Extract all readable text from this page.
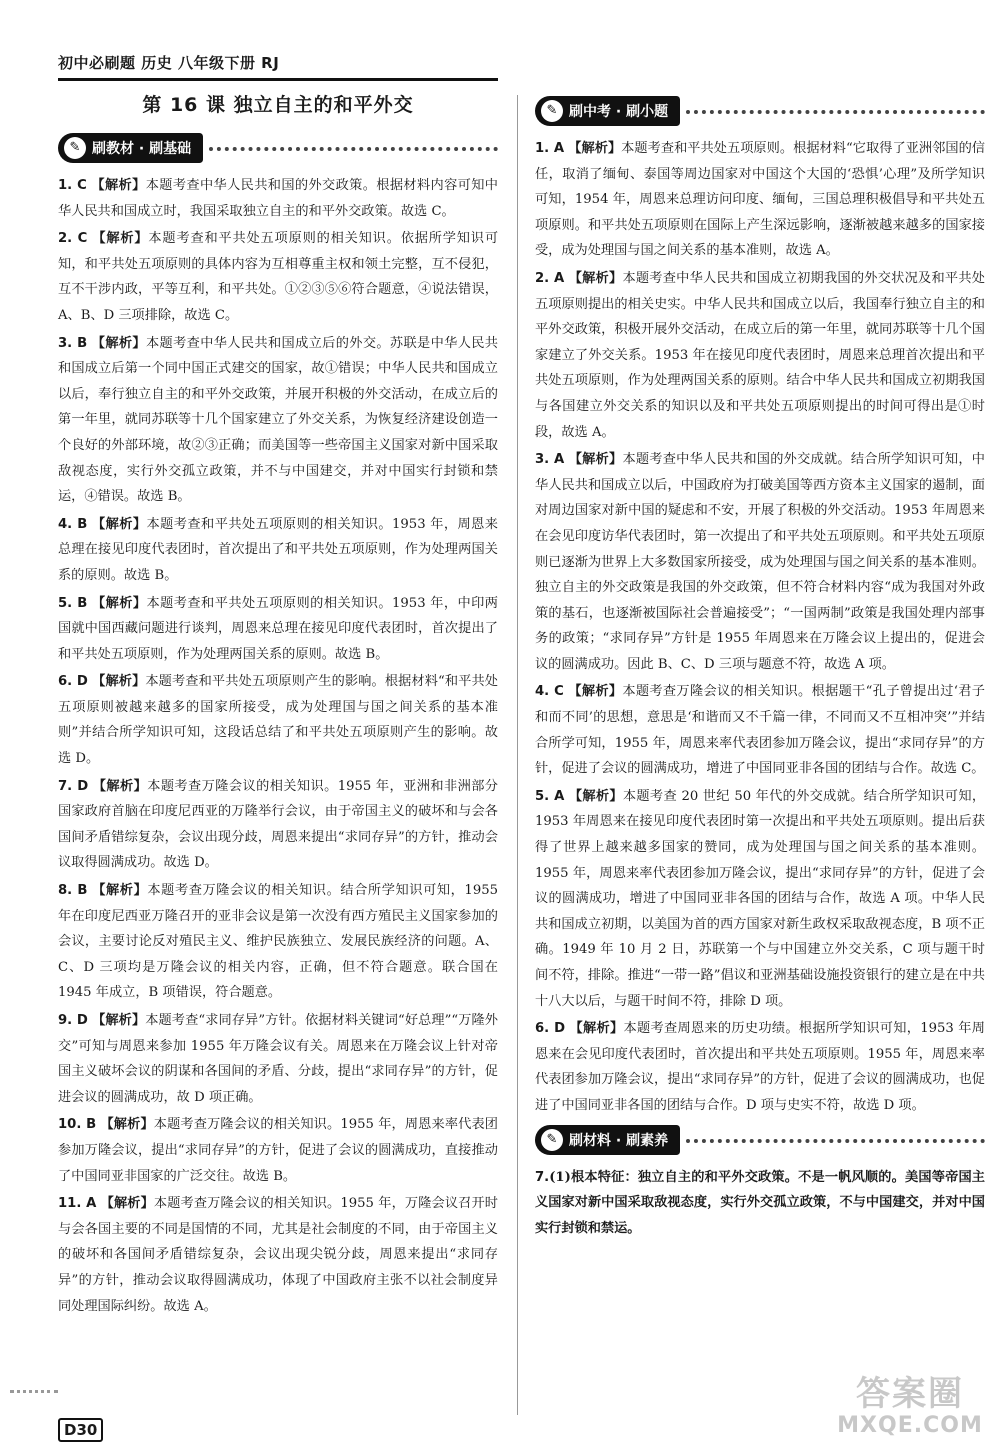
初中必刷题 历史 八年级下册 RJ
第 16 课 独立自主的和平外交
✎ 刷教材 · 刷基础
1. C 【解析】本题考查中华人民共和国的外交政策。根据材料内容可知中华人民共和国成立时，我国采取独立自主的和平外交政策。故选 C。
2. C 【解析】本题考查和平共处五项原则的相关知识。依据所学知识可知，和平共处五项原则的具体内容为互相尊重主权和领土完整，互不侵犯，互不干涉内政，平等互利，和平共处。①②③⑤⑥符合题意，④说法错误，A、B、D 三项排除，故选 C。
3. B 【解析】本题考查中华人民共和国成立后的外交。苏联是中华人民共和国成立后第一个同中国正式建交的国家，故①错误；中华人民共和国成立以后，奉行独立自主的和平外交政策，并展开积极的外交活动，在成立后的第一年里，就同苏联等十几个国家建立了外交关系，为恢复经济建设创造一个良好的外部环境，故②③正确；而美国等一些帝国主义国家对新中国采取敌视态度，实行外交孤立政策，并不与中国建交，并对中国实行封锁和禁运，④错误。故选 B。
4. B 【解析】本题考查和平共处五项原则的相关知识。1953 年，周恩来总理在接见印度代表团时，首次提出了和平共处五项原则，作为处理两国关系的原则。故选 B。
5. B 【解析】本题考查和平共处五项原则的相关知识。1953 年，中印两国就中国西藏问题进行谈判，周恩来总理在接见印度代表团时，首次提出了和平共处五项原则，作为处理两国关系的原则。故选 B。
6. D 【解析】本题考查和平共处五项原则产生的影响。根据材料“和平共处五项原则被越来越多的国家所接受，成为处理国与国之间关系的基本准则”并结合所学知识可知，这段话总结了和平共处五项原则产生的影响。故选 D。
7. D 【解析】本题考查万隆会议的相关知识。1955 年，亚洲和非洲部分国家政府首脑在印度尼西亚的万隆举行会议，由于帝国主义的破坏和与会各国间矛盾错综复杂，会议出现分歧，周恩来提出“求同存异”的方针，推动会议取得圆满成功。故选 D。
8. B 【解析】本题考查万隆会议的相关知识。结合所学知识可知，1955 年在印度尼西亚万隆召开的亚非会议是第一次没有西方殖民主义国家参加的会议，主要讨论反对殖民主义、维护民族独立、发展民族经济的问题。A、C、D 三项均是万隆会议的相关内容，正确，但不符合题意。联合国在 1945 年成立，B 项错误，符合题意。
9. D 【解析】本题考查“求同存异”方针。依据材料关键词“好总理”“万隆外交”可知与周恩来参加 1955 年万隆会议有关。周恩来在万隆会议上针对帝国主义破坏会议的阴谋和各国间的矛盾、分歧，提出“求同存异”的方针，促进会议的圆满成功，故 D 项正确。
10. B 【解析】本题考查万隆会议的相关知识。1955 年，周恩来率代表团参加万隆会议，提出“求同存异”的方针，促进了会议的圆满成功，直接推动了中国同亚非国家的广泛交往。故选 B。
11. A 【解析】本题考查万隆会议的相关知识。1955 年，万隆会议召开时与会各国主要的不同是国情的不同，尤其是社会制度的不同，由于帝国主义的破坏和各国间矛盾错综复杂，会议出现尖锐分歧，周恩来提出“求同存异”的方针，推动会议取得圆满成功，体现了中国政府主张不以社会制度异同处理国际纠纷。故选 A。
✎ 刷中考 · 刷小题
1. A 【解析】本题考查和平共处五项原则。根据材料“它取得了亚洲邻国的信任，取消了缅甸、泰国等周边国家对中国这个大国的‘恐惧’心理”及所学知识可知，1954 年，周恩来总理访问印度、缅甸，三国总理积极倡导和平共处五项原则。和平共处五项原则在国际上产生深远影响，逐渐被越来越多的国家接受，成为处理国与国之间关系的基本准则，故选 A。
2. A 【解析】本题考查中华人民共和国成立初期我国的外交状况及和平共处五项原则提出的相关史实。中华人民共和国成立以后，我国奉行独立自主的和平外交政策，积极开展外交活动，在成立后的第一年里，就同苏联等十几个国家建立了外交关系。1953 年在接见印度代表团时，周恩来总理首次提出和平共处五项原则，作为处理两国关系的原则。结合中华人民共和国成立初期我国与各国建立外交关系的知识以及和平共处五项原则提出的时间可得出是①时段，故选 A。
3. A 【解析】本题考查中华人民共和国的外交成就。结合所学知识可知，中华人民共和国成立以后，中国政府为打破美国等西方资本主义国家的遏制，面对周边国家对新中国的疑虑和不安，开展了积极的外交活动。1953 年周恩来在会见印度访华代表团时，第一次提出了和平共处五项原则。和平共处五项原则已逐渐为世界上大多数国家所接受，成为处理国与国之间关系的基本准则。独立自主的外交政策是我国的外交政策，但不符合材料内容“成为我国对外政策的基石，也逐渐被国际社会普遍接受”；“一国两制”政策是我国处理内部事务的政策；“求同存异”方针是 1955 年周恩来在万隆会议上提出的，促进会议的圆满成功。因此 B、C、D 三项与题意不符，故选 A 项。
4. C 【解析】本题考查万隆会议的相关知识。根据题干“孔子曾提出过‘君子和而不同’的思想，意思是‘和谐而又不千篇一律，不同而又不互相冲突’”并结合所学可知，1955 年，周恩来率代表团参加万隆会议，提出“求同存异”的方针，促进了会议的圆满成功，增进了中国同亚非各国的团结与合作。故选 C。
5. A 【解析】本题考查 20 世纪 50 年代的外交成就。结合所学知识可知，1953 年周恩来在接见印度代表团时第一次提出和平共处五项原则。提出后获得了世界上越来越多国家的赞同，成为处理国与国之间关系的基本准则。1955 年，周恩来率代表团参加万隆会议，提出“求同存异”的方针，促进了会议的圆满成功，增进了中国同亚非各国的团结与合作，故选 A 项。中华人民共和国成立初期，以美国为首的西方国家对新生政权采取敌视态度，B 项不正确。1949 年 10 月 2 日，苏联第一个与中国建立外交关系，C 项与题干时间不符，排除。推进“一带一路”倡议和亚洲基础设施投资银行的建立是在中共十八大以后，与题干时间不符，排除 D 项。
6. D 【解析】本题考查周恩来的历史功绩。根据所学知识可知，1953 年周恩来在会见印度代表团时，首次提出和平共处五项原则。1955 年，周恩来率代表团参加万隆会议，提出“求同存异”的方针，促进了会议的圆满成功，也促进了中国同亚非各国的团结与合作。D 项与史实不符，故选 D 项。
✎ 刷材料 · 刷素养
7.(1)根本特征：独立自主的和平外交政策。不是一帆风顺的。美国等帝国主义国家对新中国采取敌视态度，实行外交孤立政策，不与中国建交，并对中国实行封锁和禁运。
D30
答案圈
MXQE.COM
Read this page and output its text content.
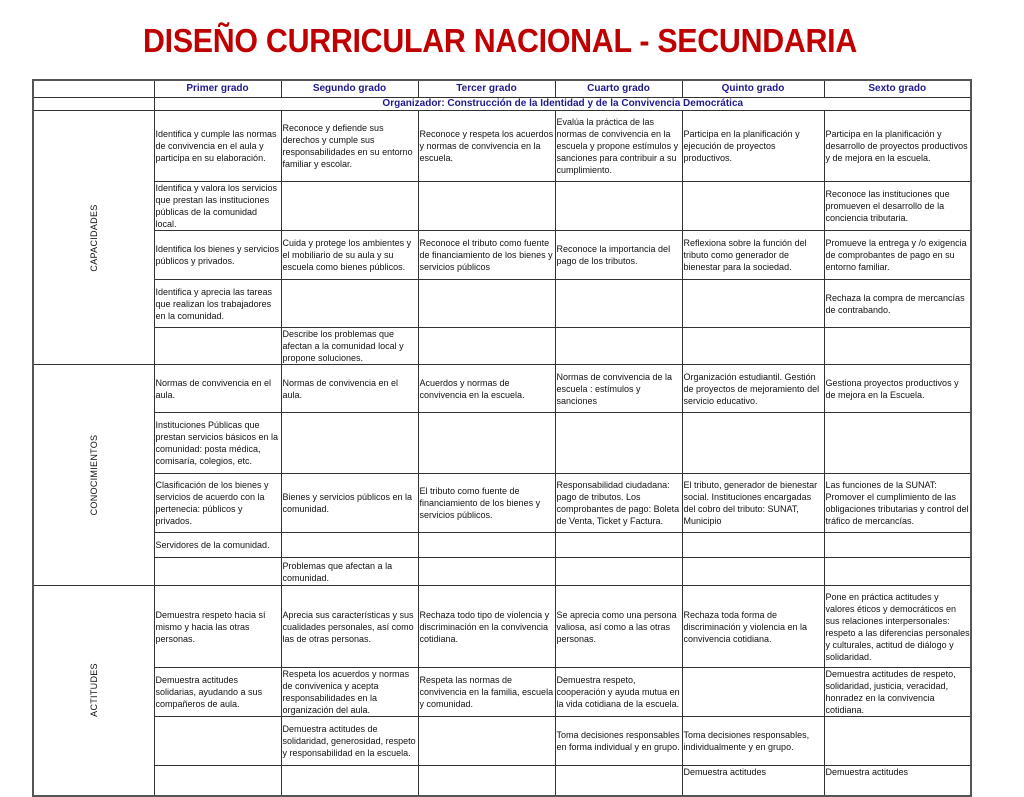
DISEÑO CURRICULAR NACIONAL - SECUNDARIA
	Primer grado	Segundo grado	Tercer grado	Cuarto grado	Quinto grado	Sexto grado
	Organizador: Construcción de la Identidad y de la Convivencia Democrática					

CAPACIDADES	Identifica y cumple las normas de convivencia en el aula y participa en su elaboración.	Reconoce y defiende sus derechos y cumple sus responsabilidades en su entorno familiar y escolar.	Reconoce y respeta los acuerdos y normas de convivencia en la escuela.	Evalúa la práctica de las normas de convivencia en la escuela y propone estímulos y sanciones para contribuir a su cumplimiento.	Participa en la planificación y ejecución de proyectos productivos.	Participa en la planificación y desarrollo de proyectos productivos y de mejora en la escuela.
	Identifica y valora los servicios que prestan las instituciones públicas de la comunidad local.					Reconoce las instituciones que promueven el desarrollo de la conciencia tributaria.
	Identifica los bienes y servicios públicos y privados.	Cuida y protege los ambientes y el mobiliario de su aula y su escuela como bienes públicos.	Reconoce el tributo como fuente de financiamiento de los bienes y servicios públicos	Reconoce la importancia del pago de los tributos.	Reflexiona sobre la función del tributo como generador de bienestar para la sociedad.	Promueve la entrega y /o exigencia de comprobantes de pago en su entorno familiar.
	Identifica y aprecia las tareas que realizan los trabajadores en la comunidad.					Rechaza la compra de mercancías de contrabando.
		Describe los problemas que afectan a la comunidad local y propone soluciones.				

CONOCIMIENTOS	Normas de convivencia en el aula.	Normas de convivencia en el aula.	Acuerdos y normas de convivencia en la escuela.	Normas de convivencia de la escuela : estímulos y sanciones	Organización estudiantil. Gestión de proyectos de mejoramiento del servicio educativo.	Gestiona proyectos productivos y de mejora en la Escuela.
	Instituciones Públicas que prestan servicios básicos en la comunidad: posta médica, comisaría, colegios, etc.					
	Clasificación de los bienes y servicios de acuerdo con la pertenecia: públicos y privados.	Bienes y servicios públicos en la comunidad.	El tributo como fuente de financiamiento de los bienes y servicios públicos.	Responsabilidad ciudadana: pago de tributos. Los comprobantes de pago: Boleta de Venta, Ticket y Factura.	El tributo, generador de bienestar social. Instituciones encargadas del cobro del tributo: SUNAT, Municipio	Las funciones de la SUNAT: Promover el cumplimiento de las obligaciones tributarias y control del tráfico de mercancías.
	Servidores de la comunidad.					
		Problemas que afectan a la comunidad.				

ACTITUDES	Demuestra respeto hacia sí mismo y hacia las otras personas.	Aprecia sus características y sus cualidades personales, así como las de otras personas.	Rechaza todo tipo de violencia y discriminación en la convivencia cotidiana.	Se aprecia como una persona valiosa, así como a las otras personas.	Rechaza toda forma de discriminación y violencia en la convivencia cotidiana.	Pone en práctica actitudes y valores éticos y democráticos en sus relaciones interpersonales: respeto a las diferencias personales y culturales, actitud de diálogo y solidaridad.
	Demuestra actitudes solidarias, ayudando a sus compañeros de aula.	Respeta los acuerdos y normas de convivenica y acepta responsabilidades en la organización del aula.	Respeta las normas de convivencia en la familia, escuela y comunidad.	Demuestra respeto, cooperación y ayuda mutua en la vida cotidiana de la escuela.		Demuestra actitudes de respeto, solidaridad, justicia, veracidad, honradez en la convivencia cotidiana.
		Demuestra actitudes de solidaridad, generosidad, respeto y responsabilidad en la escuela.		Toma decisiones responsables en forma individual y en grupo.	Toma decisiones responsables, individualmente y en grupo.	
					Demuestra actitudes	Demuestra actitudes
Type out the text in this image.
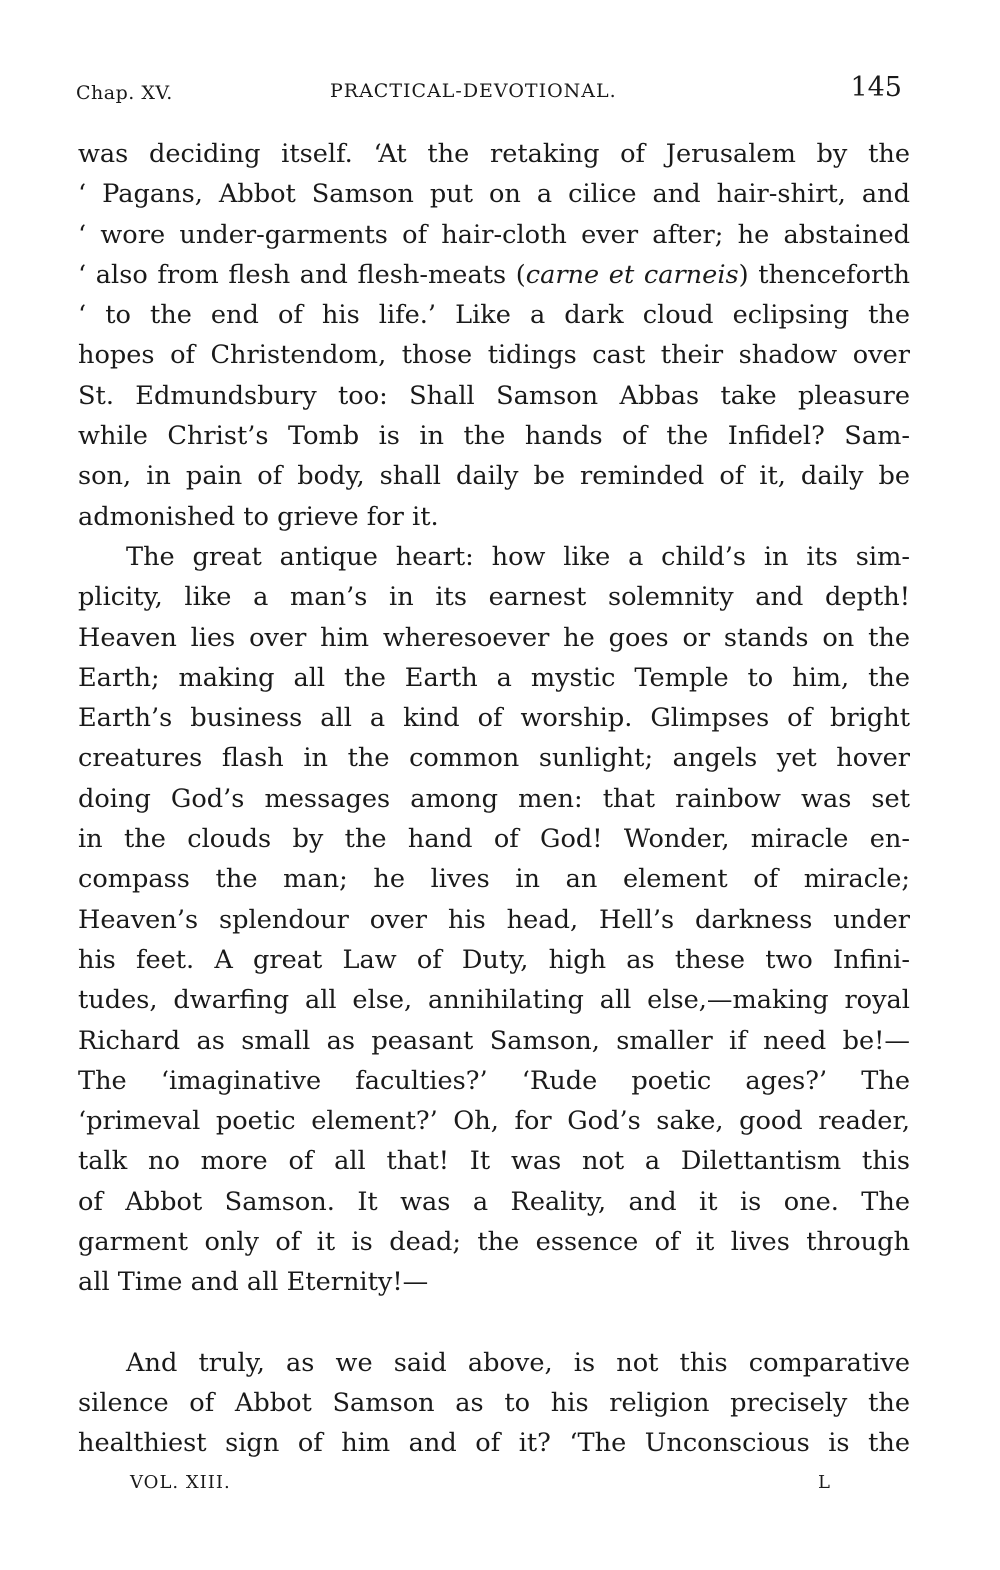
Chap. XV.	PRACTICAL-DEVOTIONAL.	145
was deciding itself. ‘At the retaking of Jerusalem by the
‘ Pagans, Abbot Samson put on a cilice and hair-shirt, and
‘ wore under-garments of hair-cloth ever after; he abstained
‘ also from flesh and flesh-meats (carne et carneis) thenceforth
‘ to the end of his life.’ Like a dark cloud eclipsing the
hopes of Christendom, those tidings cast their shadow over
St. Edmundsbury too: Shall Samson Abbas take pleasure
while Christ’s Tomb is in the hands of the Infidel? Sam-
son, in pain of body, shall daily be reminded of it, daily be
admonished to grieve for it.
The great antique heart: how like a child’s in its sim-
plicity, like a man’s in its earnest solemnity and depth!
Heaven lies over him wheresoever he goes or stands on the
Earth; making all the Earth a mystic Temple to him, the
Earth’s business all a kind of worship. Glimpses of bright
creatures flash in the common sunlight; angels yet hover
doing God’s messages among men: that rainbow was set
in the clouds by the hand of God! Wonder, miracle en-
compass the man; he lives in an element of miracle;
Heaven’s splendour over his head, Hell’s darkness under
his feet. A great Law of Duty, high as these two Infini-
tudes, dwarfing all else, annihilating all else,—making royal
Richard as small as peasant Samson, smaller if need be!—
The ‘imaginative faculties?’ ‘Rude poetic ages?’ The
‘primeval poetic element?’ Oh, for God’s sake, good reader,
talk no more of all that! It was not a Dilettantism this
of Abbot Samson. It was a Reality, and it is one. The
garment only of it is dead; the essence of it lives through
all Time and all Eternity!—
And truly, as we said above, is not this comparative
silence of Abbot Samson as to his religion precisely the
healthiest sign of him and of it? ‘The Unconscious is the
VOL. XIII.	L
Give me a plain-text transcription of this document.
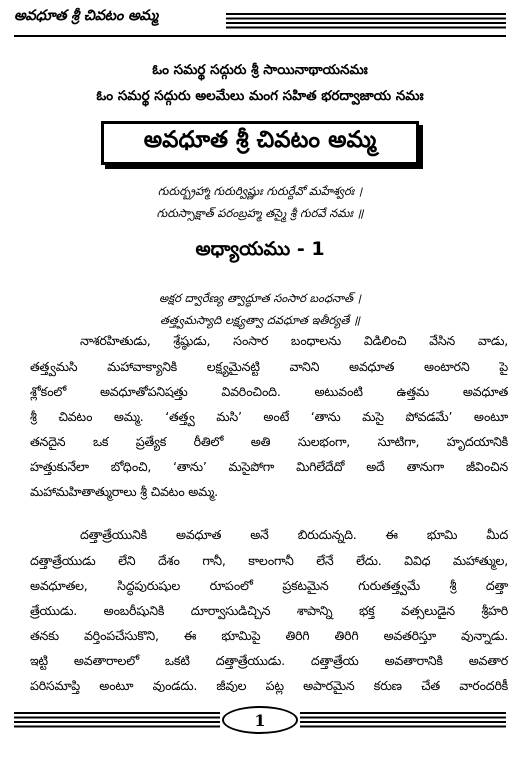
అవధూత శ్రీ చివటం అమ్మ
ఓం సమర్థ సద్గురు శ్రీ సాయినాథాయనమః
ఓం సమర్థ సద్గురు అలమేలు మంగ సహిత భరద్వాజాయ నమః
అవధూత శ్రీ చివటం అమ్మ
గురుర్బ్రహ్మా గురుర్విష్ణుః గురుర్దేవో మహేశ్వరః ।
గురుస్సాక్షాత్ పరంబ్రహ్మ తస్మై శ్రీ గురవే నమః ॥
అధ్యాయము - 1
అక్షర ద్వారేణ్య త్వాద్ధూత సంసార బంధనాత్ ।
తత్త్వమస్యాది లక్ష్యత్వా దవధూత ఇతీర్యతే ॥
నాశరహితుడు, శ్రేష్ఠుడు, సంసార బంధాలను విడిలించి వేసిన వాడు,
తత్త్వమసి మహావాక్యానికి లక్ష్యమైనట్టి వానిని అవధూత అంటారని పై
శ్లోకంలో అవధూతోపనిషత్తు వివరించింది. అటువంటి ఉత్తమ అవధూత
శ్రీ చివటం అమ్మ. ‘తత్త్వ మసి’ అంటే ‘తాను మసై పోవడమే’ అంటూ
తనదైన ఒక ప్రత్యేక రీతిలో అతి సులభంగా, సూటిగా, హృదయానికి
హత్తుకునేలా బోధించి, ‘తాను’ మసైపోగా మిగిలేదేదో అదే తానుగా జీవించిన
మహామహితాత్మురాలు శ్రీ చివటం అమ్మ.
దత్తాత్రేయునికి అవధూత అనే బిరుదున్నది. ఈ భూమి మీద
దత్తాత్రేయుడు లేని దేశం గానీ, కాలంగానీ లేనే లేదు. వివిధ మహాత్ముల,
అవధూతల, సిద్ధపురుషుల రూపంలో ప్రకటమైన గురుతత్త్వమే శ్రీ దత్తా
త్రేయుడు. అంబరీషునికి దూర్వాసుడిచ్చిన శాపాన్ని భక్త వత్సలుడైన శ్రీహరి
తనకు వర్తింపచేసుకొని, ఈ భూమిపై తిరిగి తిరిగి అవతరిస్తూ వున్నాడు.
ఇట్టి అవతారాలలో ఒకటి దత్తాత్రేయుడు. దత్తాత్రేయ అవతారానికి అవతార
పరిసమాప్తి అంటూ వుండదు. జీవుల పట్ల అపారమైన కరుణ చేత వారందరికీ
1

▶ **The request**: How many lines in the data contain the string "under"? Respond with the number only.

▶ **Right answer**: 2